**Stated goal**
Assemble all lines in which the string "content" appears.

**Dataset records**
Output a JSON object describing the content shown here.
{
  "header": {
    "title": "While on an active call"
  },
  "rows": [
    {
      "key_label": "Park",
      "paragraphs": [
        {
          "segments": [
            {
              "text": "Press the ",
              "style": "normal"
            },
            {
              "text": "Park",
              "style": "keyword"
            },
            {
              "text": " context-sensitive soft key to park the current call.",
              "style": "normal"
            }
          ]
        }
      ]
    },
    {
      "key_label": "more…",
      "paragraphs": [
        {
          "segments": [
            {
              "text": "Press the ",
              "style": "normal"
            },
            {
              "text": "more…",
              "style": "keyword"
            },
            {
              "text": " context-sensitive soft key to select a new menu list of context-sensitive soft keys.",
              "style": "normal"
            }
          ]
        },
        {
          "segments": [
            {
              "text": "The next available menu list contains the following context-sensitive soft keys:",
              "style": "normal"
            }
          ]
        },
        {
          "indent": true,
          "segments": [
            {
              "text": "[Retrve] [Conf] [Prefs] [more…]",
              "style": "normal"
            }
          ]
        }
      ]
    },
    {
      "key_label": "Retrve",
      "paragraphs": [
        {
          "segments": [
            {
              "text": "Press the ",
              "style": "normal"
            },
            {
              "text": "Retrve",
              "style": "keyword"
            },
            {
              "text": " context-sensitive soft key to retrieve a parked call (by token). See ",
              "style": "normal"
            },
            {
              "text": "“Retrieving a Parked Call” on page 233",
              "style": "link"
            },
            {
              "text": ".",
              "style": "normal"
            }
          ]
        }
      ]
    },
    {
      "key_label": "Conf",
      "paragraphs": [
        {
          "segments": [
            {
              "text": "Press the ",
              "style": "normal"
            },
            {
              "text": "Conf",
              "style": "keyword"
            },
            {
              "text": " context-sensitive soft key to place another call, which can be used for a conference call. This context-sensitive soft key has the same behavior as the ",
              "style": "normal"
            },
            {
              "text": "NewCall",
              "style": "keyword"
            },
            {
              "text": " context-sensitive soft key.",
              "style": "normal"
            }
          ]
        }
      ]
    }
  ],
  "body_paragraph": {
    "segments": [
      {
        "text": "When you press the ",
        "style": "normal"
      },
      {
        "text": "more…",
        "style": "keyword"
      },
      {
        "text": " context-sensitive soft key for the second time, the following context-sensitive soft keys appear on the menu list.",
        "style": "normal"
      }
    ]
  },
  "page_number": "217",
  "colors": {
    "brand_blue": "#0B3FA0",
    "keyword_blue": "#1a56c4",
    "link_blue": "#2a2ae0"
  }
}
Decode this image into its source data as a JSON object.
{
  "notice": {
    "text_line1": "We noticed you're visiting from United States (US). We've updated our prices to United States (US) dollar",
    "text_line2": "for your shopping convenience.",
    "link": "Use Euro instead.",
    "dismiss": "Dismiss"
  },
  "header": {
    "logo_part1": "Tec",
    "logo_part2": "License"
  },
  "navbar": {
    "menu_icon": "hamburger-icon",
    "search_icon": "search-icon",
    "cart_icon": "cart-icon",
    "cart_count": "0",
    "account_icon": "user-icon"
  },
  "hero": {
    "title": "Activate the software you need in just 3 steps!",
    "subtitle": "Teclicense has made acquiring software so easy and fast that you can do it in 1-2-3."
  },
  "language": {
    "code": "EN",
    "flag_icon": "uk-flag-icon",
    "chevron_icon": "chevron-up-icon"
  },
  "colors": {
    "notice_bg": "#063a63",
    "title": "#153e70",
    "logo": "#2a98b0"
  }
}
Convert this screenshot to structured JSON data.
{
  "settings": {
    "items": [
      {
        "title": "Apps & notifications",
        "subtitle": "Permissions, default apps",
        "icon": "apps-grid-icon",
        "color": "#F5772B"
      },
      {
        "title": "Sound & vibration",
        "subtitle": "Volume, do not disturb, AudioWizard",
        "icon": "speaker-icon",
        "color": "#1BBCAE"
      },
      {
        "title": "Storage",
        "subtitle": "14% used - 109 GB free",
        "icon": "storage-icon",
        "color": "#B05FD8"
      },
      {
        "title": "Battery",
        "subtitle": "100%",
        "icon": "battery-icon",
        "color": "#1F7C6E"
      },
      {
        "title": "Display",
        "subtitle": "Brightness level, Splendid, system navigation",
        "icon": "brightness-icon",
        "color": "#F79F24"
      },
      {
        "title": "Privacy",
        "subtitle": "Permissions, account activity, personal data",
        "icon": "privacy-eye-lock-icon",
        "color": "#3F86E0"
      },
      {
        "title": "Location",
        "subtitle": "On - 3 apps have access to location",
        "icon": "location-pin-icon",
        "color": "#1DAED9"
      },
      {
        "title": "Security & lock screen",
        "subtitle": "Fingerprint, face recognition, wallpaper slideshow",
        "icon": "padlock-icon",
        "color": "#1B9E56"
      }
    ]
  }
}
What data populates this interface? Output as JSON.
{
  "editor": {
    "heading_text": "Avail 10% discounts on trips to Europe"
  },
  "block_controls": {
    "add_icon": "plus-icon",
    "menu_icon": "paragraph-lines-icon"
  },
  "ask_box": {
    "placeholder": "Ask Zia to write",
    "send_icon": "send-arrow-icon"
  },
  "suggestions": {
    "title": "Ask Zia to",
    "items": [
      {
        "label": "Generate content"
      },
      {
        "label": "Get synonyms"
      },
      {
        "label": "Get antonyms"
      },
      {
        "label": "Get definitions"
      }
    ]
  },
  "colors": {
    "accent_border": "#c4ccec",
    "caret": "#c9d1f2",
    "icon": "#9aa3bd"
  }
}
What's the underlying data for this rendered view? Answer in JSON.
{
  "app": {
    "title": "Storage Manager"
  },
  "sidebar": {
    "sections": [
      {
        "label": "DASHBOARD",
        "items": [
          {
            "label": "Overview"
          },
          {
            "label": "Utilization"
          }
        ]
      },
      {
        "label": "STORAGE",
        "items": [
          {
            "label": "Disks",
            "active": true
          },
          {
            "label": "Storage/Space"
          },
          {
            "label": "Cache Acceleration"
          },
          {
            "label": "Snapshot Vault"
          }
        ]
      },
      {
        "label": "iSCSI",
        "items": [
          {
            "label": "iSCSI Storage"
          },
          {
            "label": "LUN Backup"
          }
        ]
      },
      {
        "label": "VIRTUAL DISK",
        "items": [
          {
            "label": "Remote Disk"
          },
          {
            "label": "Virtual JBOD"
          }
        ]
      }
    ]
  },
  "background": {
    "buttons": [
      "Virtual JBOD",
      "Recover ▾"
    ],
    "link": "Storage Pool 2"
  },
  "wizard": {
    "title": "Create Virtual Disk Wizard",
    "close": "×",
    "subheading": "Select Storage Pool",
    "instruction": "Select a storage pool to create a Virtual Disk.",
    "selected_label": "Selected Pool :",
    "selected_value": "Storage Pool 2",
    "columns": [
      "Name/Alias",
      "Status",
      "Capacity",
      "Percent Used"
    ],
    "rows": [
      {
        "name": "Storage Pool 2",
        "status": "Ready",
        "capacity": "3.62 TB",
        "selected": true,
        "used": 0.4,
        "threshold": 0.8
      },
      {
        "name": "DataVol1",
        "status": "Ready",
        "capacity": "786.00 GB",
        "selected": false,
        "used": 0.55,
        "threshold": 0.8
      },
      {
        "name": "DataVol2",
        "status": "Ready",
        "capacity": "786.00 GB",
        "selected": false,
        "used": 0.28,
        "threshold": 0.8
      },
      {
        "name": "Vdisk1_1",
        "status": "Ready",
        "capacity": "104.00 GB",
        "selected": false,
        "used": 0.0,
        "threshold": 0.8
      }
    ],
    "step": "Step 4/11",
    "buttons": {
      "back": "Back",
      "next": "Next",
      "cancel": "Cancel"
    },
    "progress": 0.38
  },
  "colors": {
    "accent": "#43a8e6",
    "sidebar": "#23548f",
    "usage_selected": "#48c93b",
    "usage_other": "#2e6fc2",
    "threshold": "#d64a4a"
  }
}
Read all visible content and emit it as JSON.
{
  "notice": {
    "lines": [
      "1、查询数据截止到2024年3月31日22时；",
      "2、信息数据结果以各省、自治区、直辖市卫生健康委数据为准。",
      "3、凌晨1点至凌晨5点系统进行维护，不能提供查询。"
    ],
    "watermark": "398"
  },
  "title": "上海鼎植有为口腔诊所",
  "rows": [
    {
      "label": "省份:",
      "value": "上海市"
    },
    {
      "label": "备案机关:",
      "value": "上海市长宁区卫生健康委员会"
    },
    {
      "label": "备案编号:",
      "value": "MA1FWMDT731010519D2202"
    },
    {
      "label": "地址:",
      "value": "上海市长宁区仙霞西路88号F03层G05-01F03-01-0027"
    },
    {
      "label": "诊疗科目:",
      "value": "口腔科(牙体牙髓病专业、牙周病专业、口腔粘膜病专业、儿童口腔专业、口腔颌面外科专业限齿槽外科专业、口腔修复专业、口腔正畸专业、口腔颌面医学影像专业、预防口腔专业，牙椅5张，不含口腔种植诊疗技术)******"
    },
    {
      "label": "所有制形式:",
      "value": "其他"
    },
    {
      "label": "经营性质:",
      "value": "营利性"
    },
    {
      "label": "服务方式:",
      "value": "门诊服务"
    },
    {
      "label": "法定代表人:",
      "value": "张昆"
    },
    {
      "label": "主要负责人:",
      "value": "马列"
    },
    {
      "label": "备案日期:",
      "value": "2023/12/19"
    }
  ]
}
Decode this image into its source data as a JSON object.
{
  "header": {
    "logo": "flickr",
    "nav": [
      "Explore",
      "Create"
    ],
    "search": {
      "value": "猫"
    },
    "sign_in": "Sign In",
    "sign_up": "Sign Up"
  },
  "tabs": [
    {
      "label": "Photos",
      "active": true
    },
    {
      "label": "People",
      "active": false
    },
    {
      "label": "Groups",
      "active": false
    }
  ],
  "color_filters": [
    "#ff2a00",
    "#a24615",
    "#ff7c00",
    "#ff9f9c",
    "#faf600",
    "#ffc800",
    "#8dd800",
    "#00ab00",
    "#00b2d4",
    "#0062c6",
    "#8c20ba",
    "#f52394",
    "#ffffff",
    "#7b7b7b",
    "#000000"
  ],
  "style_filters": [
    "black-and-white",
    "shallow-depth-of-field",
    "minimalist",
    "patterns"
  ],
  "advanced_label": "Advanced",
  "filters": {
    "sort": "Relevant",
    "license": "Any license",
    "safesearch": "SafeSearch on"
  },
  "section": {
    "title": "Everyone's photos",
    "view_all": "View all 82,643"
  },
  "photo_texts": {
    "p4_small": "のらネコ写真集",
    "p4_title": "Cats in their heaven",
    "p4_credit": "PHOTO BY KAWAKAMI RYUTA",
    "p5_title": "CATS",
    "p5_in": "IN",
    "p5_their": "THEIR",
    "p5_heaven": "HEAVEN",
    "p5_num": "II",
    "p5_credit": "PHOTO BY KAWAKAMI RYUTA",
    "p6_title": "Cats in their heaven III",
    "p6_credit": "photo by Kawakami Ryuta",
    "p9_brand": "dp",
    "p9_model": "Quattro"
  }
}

**Exercise result**
Output a JSON object describing the content shown here.
        "label": "Generate content"
Read all visible content and emit it as JSON.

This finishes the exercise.